PROBLEM TO SOLVE:
Can you transcribe the data exactly? Leave the pictures out.

DATASET:
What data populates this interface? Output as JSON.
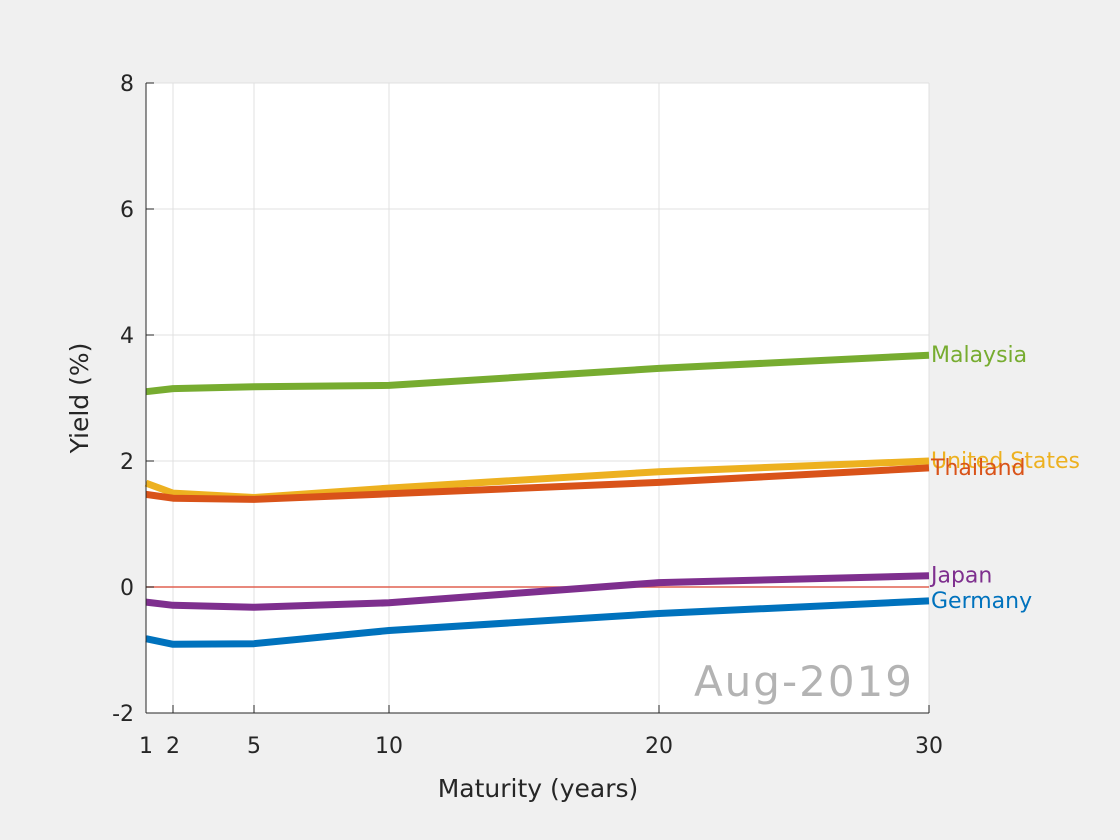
{
  "chart_data": {
    "type": "line",
    "xlabel": "Maturity (years)",
    "ylabel": "Yield (%)",
    "xlim": [
      1,
      30
    ],
    "ylim": [
      -2,
      8
    ],
    "x_ticks": [
      1,
      2,
      5,
      10,
      20,
      30
    ],
    "y_ticks": [
      -2,
      0,
      2,
      4,
      6,
      8
    ],
    "grid": true,
    "annotation": "Aug-2019",
    "reference_line": {
      "y": 0,
      "color": "#e06050"
    },
    "series": [
      {
        "name": "Malaysia",
        "color": "#77ac30",
        "x": [
          1,
          2,
          5,
          10,
          20,
          30
        ],
        "values": [
          3.1,
          3.15,
          3.18,
          3.2,
          3.47,
          3.68
        ]
      },
      {
        "name": "United States",
        "color": "#edb120",
        "x": [
          1,
          2,
          5,
          10,
          20,
          30
        ],
        "values": [
          1.65,
          1.49,
          1.42,
          1.57,
          1.83,
          2.0
        ]
      },
      {
        "name": "Thailand",
        "color": "#d95319",
        "x": [
          1,
          2,
          5,
          10,
          20,
          30
        ],
        "values": [
          1.47,
          1.41,
          1.39,
          1.48,
          1.66,
          1.89
        ]
      },
      {
        "name": "Japan",
        "color": "#7e2f8e",
        "x": [
          1,
          2,
          5,
          10,
          20,
          30
        ],
        "values": [
          -0.24,
          -0.29,
          -0.32,
          -0.25,
          0.07,
          0.18
        ]
      },
      {
        "name": "Germany",
        "color": "#0072bd",
        "x": [
          1,
          2,
          5,
          10,
          20,
          30
        ],
        "values": [
          -0.82,
          -0.91,
          -0.9,
          -0.69,
          -0.42,
          -0.22
        ]
      }
    ]
  }
}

RESPONSE BELOW:
What data populates this interface? Output as JSON.
{
  "chart_data": {
    "type": "line",
    "xlabel": "Maturity (years)",
    "ylabel": "Yield (%)",
    "xlim": [
      1,
      30
    ],
    "ylim": [
      -2,
      8
    ],
    "x_ticks": [
      1,
      2,
      5,
      10,
      20,
      30
    ],
    "y_ticks": [
      -2,
      0,
      2,
      4,
      6,
      8
    ],
    "grid": true,
    "annotation": "Aug-2019",
    "reference_line": {
      "y": 0,
      "color": "#e06050"
    },
    "series": [
      {
        "name": "Malaysia",
        "color": "#77ac30",
        "x": [
          1,
          2,
          5,
          10,
          20,
          30
        ],
        "values": [
          3.1,
          3.15,
          3.18,
          3.2,
          3.47,
          3.68
        ]
      },
      {
        "name": "United States",
        "color": "#edb120",
        "x": [
          1,
          2,
          5,
          10,
          20,
          30
        ],
        "values": [
          1.65,
          1.49,
          1.42,
          1.57,
          1.83,
          2.0
        ]
      },
      {
        "name": "Thailand",
        "color": "#d95319",
        "x": [
          1,
          2,
          5,
          10,
          20,
          30
        ],
        "values": [
          1.47,
          1.41,
          1.39,
          1.48,
          1.66,
          1.89
        ]
      },
      {
        "name": "Japan",
        "color": "#7e2f8e",
        "x": [
          1,
          2,
          5,
          10,
          20,
          30
        ],
        "values": [
          -0.24,
          -0.29,
          -0.32,
          -0.25,
          0.07,
          0.18
        ]
      },
      {
        "name": "Germany",
        "color": "#0072bd",
        "x": [
          1,
          2,
          5,
          10,
          20,
          30
        ],
        "values": [
          -0.82,
          -0.91,
          -0.9,
          -0.69,
          -0.42,
          -0.22
        ]
      }
    ]
  }
}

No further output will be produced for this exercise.